### GIVEN INSTRUCTION
Scan the data for "this" and copy the lines it appears in.
□ □ □ □ □
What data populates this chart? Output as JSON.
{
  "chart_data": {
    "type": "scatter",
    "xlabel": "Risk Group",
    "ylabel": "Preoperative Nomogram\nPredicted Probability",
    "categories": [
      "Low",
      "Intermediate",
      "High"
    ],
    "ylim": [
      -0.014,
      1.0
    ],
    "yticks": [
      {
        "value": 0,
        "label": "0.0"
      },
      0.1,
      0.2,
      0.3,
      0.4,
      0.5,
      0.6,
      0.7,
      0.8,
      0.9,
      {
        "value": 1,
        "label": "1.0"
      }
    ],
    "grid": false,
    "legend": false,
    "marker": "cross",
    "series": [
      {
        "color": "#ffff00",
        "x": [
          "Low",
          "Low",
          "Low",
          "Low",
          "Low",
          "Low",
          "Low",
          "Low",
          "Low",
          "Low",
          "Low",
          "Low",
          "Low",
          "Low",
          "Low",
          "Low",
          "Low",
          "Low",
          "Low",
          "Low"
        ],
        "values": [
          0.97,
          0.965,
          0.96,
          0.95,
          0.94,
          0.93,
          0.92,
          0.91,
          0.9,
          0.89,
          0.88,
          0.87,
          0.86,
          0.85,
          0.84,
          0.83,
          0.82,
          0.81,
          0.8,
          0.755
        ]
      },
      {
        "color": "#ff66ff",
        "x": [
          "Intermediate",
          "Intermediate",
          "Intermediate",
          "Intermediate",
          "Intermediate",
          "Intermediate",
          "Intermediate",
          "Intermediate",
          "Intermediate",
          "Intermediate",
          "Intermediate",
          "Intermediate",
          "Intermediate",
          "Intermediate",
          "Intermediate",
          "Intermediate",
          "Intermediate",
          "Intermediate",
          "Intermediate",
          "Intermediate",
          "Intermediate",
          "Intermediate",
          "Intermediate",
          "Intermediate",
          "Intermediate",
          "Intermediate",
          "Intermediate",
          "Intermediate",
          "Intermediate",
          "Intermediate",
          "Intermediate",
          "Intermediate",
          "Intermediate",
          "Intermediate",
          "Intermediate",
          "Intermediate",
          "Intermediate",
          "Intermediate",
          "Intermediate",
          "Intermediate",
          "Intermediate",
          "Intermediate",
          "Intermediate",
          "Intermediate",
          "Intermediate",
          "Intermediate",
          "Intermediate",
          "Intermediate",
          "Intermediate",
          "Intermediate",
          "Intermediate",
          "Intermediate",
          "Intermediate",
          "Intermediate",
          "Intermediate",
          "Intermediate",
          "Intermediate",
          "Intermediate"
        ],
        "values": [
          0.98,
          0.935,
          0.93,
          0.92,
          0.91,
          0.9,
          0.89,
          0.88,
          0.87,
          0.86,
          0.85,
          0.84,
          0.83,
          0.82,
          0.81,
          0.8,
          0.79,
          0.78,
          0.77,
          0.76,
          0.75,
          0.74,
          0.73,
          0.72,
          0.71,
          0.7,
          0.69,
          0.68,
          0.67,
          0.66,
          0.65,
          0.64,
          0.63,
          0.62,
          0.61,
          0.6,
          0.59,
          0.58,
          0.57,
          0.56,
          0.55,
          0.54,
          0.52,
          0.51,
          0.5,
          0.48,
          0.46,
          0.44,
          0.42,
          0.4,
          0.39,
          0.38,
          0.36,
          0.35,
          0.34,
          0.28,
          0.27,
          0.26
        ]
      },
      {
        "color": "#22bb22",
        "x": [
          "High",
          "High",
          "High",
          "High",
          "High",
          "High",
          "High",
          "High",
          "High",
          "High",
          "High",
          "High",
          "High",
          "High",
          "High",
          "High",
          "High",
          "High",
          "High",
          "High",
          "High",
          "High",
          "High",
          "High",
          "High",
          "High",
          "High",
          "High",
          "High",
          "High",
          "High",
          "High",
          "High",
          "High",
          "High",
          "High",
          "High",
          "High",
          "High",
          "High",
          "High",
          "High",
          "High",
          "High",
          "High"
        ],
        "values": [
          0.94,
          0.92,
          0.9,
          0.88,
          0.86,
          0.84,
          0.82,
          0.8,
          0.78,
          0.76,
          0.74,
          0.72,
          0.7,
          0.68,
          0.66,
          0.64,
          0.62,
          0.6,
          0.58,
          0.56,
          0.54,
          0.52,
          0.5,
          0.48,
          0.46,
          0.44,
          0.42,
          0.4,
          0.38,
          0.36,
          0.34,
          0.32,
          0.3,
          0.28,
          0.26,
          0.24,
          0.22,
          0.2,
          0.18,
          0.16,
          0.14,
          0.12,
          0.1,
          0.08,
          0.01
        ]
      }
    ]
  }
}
□ □ □ □ □
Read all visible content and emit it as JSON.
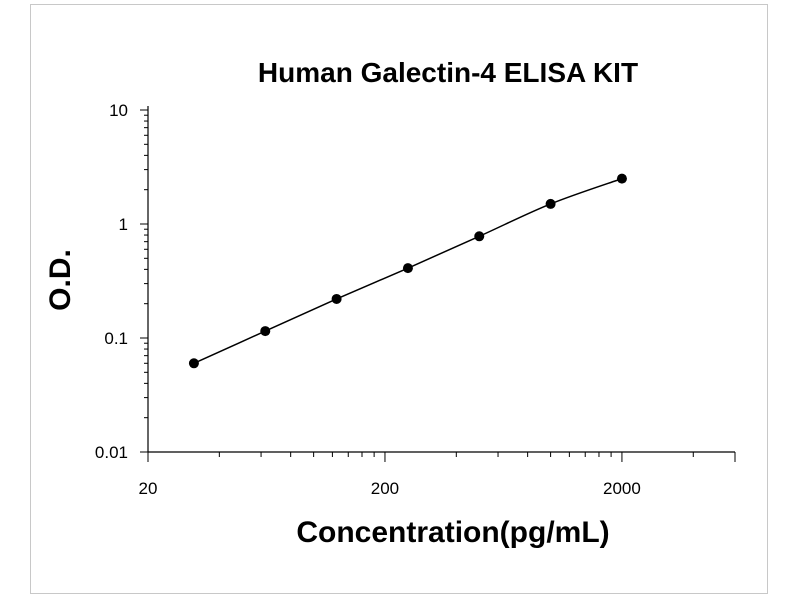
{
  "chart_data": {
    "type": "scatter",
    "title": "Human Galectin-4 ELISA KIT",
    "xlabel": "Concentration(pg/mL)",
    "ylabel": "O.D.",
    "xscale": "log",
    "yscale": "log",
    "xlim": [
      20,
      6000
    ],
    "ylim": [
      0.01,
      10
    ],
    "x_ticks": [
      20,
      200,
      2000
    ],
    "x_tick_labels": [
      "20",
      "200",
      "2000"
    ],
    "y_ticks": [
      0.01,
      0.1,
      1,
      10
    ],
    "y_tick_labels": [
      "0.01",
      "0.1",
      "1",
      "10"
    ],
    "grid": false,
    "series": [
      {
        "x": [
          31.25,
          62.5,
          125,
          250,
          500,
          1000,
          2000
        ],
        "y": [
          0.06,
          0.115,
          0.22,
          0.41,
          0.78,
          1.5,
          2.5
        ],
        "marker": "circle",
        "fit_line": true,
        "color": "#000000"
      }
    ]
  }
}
□ □ □ □ □
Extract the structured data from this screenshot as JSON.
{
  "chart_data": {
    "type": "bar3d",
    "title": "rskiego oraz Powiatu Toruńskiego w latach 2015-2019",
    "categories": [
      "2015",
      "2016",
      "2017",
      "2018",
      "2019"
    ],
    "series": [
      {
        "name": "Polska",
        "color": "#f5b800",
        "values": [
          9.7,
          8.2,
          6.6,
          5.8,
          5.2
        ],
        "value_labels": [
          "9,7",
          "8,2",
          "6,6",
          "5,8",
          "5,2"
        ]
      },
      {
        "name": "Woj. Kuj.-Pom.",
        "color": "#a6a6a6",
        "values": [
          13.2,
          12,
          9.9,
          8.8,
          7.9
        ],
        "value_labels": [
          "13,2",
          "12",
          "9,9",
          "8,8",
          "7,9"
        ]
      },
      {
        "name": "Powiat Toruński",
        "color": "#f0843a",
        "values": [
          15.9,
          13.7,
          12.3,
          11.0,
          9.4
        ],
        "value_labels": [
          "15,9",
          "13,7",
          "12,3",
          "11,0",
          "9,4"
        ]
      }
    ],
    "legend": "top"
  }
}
□ □ □ □ □
### RESPONSE TO THE EXERCISE
What data populates this chart? Output as JSON.
Extract the structured data from this screenshot as JSON.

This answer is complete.